Dataset records:
<<<<

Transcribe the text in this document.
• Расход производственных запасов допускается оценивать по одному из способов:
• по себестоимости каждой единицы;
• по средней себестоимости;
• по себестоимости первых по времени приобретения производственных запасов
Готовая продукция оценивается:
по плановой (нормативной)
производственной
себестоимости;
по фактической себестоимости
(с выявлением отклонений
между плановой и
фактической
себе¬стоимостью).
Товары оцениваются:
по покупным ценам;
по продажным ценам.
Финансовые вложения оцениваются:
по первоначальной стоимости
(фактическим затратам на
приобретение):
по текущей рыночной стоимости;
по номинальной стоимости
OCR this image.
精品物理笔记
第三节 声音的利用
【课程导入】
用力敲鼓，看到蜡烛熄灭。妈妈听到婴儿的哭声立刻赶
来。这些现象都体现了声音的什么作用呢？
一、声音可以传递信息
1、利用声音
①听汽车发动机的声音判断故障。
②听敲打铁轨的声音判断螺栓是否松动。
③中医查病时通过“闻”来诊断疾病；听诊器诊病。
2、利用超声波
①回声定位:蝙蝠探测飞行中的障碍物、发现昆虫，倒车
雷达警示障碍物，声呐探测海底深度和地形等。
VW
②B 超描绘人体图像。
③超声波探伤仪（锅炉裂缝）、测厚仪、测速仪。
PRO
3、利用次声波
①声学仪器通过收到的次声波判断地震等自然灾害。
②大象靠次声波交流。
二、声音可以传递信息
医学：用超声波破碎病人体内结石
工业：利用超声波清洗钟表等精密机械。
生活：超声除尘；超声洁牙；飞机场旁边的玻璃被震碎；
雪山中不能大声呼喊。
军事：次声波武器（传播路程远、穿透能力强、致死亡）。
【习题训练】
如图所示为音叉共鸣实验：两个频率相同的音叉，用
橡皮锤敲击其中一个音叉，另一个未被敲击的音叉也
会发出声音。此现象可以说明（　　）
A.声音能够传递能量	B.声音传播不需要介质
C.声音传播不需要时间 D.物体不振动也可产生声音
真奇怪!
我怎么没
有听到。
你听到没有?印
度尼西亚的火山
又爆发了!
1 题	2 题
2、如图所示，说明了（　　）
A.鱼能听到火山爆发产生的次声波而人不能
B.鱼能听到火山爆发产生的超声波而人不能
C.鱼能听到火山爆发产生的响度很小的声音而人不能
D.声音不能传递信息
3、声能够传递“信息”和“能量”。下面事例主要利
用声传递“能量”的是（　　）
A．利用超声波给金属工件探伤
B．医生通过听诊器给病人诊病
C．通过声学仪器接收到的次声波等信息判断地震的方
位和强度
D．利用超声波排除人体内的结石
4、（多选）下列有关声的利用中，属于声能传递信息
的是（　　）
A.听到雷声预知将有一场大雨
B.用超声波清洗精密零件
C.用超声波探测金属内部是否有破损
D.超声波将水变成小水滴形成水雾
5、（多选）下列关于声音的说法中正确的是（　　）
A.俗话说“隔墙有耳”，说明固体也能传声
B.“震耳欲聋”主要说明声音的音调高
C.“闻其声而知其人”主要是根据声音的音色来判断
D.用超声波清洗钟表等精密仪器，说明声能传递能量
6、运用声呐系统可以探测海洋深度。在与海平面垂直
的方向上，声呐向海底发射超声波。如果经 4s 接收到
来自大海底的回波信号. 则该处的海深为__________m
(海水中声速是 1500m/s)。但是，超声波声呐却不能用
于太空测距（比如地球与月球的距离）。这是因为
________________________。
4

>>>>

Task to carry out: Go through the records and show every line with the string "запасов" in it.

Result of this exercise:
• Расход производственных запасов допускается оценивать по одному из способов:
• по себестоимости первых по времени приобретения производственных запасов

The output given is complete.